**PROBLEM REQUIREMENTS:** Transcribe each record exactly. Include every one.

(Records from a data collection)
******************************

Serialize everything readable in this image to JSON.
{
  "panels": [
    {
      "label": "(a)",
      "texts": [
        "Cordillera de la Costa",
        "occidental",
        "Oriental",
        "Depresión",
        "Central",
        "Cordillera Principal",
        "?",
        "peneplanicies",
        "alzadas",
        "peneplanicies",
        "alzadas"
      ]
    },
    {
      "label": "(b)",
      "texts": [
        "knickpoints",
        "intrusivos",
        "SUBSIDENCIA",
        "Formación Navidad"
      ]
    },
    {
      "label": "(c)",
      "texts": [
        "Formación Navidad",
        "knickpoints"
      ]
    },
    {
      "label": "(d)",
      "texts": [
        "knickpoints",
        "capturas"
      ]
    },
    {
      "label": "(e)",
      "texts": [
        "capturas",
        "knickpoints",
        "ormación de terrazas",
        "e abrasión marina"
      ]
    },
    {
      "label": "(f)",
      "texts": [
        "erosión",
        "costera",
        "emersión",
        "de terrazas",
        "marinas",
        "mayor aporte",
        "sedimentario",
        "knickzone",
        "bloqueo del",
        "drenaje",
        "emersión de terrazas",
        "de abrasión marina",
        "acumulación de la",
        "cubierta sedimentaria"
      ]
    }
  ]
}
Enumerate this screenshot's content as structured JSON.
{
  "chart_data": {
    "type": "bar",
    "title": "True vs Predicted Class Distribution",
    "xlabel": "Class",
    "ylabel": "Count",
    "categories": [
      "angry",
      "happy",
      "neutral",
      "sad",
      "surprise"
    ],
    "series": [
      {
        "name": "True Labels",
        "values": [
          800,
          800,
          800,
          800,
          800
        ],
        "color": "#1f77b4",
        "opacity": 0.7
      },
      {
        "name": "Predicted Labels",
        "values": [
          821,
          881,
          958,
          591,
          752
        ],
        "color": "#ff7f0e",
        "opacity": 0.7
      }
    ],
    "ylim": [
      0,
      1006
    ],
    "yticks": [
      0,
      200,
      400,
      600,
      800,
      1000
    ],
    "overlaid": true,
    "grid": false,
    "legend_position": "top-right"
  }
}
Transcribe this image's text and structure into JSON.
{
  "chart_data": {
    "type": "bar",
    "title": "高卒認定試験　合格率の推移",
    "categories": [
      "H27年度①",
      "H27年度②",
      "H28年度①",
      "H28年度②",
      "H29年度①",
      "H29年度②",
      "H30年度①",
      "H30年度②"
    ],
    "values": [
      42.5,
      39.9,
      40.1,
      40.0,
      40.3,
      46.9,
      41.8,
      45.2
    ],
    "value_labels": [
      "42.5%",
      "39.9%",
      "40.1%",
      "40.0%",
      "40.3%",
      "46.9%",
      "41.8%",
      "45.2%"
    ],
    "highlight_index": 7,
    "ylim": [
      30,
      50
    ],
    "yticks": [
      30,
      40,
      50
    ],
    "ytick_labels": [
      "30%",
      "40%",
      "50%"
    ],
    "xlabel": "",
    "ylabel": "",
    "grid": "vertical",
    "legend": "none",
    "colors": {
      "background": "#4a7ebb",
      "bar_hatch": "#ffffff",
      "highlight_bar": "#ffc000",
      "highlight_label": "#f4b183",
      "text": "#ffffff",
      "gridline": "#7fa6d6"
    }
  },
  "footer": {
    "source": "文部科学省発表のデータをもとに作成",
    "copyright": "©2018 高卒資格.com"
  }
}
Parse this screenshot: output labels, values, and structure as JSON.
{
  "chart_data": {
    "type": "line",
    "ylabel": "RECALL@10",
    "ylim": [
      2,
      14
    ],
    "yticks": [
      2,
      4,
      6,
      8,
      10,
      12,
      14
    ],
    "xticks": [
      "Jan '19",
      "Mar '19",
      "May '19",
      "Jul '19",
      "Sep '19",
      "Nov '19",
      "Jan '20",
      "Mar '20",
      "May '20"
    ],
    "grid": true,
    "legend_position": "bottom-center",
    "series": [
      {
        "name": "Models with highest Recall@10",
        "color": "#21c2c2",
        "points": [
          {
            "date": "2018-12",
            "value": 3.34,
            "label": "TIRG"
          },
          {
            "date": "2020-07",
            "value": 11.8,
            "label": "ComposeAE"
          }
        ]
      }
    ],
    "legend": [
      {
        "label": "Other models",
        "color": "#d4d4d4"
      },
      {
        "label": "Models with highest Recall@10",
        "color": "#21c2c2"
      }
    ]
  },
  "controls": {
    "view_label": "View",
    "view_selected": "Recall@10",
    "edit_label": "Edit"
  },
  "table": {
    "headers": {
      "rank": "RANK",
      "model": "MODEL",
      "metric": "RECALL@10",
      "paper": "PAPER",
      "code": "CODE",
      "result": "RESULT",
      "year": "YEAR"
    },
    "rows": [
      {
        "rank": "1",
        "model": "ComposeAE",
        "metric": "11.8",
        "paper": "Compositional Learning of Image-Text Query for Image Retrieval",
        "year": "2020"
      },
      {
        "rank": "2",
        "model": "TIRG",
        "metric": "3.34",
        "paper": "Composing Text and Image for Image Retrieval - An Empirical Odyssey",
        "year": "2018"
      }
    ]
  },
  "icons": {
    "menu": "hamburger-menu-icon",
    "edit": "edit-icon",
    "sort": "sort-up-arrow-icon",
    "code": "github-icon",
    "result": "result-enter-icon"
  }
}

******************************

**EXERCISE ANSWER:**
Serialize everything readable in this image to JSON.
{
  "panels": [
    {
      "label": "(a)",
      "texts": [
        "Cordillera de la Costa",
        "occidental",
        "Oriental",
        "Depresión",
        "Central",
        "Cordillera Principal",
        "?",
        "peneplanicies",
        "alzadas",
        "peneplanicies",
        "alzadas"
      ]
    },
    {
      "label": "(b)",
      "texts": [
        "knickpoints",
        "intrusivos",
        "SUBSIDENCIA",
        "Formación Navidad"
      ]
    },
    {
      "label": "(c)",
      "texts": [
        "Formación Navidad",
        "knickpoints"
      ]
    },
    {
      "label": "(d)",
      "texts": [
        "knickpoints",
        "capturas"
      ]
    },
    {
      "label": "(e)",
      "texts": [
        "capturas",
        "knickpoints",
        "ormación de terrazas",
        "e abrasión marina"
      ]
    },
    {
      "label": "(f)",
      "texts": [
        "erosión",
        "costera",
        "emersión",
        "de terrazas",
        "marinas",
        "mayor aporte",
        "sedimentario",
        "knickzone",
        "bloqueo del",
        "drenaje",
        "emersión de terrazas",
        "de abrasión marina",
        "acumulación de la",
        "cubierta sedimentaria"
      ]
    }
  ]
}
Enumerate this screenshot's content as structured JSON.
{
  "chart_data": {
    "type": "bar",
    "title": "True vs Predicted Class Distribution",
    "xlabel": "Class",
    "ylabel": "Count",
    "categories": [
      "angry",
      "happy",
      "neutral",
      "sad",
      "surprise"
    ],
    "series": [
      {
        "name": "True Labels",
        "values": [
          800,
          800,
          800,
          800,
          800
        ],
        "color": "#1f77b4",
        "opacity": 0.7
      },
      {
        "name": "Predicted Labels",
        "values": [
          821,
          881,
          958,
          591,
          752
        ],
        "color": "#ff7f0e",
        "opacity": 0.7
      }
    ],
    "ylim": [
      0,
      1006
    ],
    "yticks": [
      0,
      200,
      400,
      600,
      800,
      1000
    ],
    "overlaid": true,
    "grid": false,
    "legend_position": "top-right"
  }
}
Transcribe this image's text and structure into JSON.
{
  "chart_data": {
    "type": "bar",
    "title": "高卒認定試験　合格率の推移",
    "categories": [
      "H27年度①",
      "H27年度②",
      "H28年度①",
      "H28年度②",
      "H29年度①",
      "H29年度②",
      "H30年度①",
      "H30年度②"
    ],
    "values": [
      42.5,
      39.9,
      40.1,
      40.0,
      40.3,
      46.9,
      41.8,
      45.2
    ],
    "value_labels": [
      "42.5%",
      "39.9%",
      "40.1%",
      "40.0%",
      "40.3%",
      "46.9%",
      "41.8%",
      "45.2%"
    ],
    "highlight_index": 7,
    "ylim": [
      30,
      50
    ],
    "yticks": [
      30,
      40,
      50
    ],
    "ytick_labels": [
      "30%",
      "40%",
      "50%"
    ],
    "xlabel": "",
    "ylabel": "",
    "grid": "vertical",
    "legend": "none",
    "colors": {
      "background": "#4a7ebb",
      "bar_hatch": "#ffffff",
      "highlight_bar": "#ffc000",
      "highlight_label": "#f4b183",
      "text": "#ffffff",
      "gridline": "#7fa6d6"
    }
  },
  "footer": {
    "source": "文部科学省発表のデータをもとに作成",
    "copyright": "©2018 高卒資格.com"
  }
}
Parse this screenshot: output labels, values, and structure as JSON.
{
  "chart_data": {
    "type": "line",
    "ylabel": "RECALL@10",
    "ylim": [
      2,
      14
    ],
    "yticks": [
      2,
      4,
      6,
      8,
      10,
      12,
      14
    ],
    "xticks": [
      "Jan '19",
      "Mar '19",
      "May '19",
      "Jul '19",
      "Sep '19",
      "Nov '19",
      "Jan '20",
      "Mar '20",
      "May '20"
    ],
    "grid": true,
    "legend_position": "bottom-center",
    "series": [
      {
        "name": "Models with highest Recall@10",
        "color": "#21c2c2",
        "points": [
          {
            "date": "2018-12",
            "value": 3.34,
            "label": "TIRG"
          },
          {
            "date": "2020-07",
            "value": 11.8,
            "label": "ComposeAE"
          }
        ]
      }
    ],
    "legend": [
      {
        "label": "Other models",
        "color": "#d4d4d4"
      },
      {
        "label": "Models with highest Recall@10",
        "color": "#21c2c2"
      }
    ]
  },
  "controls": {
    "view_label": "View",
    "view_selected": "Recall@10",
    "edit_label": "Edit"
  },
  "table": {
    "headers": {
      "rank": "RANK",
      "model": "MODEL",
      "metric": "RECALL@10",
      "paper": "PAPER",
      "code": "CODE",
      "result": "RESULT",
      "year": "YEAR"
    },
    "rows": [
      {
        "rank": "1",
        "model": "ComposeAE",
        "metric": "11.8",
        "paper": "Compositional Learning of Image-Text Query for Image Retrieval",
        "year": "2020"
      },
      {
        "rank": "2",
        "model": "TIRG",
        "metric": "3.34",
        "paper": "Composing Text and Image for Image Retrieval - An Empirical Odyssey",
        "year": "2018"
      }
    ]
  },
  "icons": {
    "menu": "hamburger-menu-icon",
    "edit": "edit-icon",
    "sort": "sort-up-arrow-icon",
    "code": "github-icon",
    "result": "result-enter-icon"
  }
}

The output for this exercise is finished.